+++ DATA FOR THIS EXERCISE

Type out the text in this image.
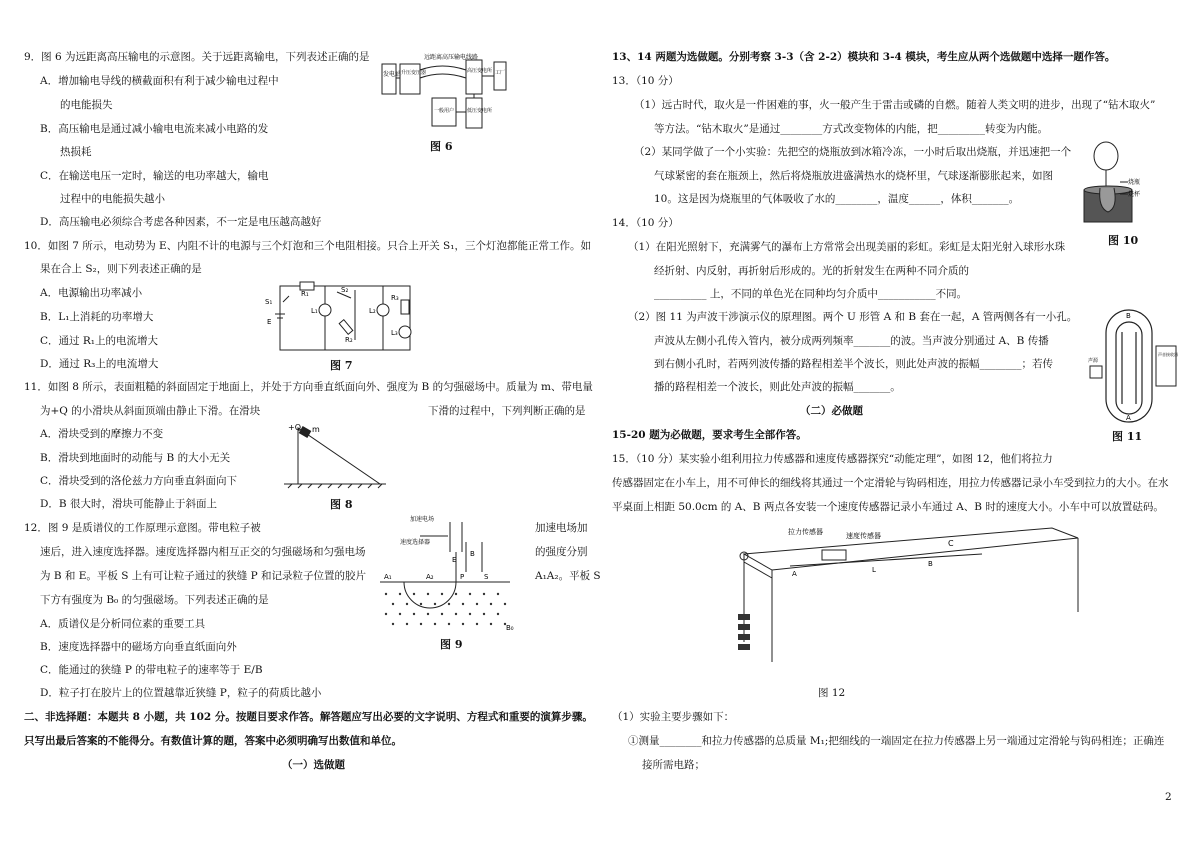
9．图 6 为远距离高压输电的示意图。关于远距离输电，下列表述正确的是
A．增加输电导线的横截面积有利于减少输电过程中
的电能损失
B．高压输电是通过减小输电电流来减小电路的发
热损耗
C．在输送电压一定时，输送的电功率越大，输电
过程中的电能损失越小
D．高压输电必须综合考虑各种因素，不一定是电压越高越好
发电站 升压变压器
远距离高压输电线路
高压变电所 工厂
一般用户	低压变电所
图 6
10．如图 7 所示，电动势为 E、内阻不计的电源与三个灯泡和三个电阻相接。只合上开关 S₁，三个灯泡都能正常工作。如
果在合上 S₂，则下列表述正确的是
A．电源输出功率减小
B．L₁上消耗的功率增大
C．通过 R₁上的电流增大
D．通过 R₃上的电流增大
S₁
R₁	S₂
L₁
R₂
L₂
R₃
L₃
E
图 7
11．如图 8 所示，表面粗糙的斜面固定于地面上，并处于方向垂直纸面向外、强度为 B 的匀强磁场中。质量为 m、带电量
为+Q 的小滑块从斜面顶端由静止下滑。在滑块	下滑的过程中，下列判断正确的是
A．滑块受到的摩擦力不变
B．滑块到地面时的动能与 B 的大小无关
C．滑块受到的洛伦兹力方向垂直斜面向下
D．B 很大时，滑块可能静止于斜面上
+Q m
图 8
12．图 9 是质谱仪的工作原理示意图。带电粒子被	加速电场加
速后，进入速度选择器。速度选择器内相互正交的匀强磁场和匀强电场	的强度分别
为 B 和 E。平板 S 上有可让粒子通过的狭缝 P 和记录粒子位置的胶片	A₁A₂。平板 S
下方有强度为 B₀ 的匀强磁场。下列表述正确的是
A．质谱仪是分析同位素的重要工具
B．速度选择器中的磁场方向垂直纸面向外
C．能通过的狭缝 P 的带电粒子的速率等于 E/B
D．粒子打在胶片上的位置越靠近狭缝 P，粒子的荷质比越小
加速电场
速度选择器
E
B
A₁	A₂	P	S
B₀
图 9
二、非选择题：本题共 8 小题，共 102 分。按题目要求作答。解答题应写出必要的文字说明、方程式和重要的演算步骤。
只写出最后答案的不能得分。有数值计算的题，答案中必须明确写出数值和单位。
（一）选做题
13、14 两题为选做题。分别考察 3-3（含 2-2）模块和 3-4 模块，考生应从两个选做题中选择一题作答。
13．（10 分）
（1）远古时代，取火是一件困难的事，火一般产生于雷击或磷的自燃。随着人类文明的进步，出现了“钻木取火”
等方法。“钻木取火”是通过________方式改变物体的内能，把_________转变为内能。
（2）某同学做了一个小实验：先把空的烧瓶放到冰箱冷冻，一小时后取出烧瓶，并迅速把一个
气球紧密的套在瓶颈上，然后将烧瓶放进盛满热水的烧杯里，气球逐渐膨胀起来，如图
10。这是因为烧瓶里的气体吸收了水的________，温度______，体积_______。
烧瓶
烧杯
图 10
14．（10 分）
（1）在阳光照射下，充满雾气的瀑布上方常常会出现美丽的彩虹。彩虹是太阳光射入球形水珠
经折射、内反射，再折射后形成的。光的折射发生在两种不同介质的
__________ 上，不同的单色光在同种均匀介质中___________不同。
（2）图 11 为声波干涉演示仪的原理图。两个 U 形管 A 和 B 套在一起，A 管两侧各有一小孔。
声波从左侧小孔传入管内，被分成两列频率_______的波。当声波分别通过 A、B 传播
到右侧小孔时，若两列波传播的路程相差半个波长，则此处声波的振幅________；若传
播的路程相差一个波长，则此处声波的振幅_______。
B
A
声源
声音接收器
图 11
（二）必做题
15-20 题为必做题，要求考生全部作答。
15．（10 分）某实验小组利用拉力传感器和速度传感器探究“动能定理”，如图 12，他们将拉力
传感器固定在小车上，用不可伸长的细线将其通过一个定滑轮与钩码相连，用拉力传感器记录小车受到拉力的大小。在水
平桌面上相距 50.0cm 的 A、B 两点各安装一个速度传感器记录小车通过 A、B 时的速度大小。小车中可以放置砝码。
拉力传感器	速度传感器
C
A	L
B
图 12
（1）实验主要步骤如下：
①测量________和拉力传感器的总质量 M₁;把细线的一端固定在拉力传感器上另一端通过定滑轮与钩码相连；正确连
接所需电路；
2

++++++

The answer is a single number, the count of lines in the records that contain the string "钻木取火".

ANSWER FOR THE TASK
2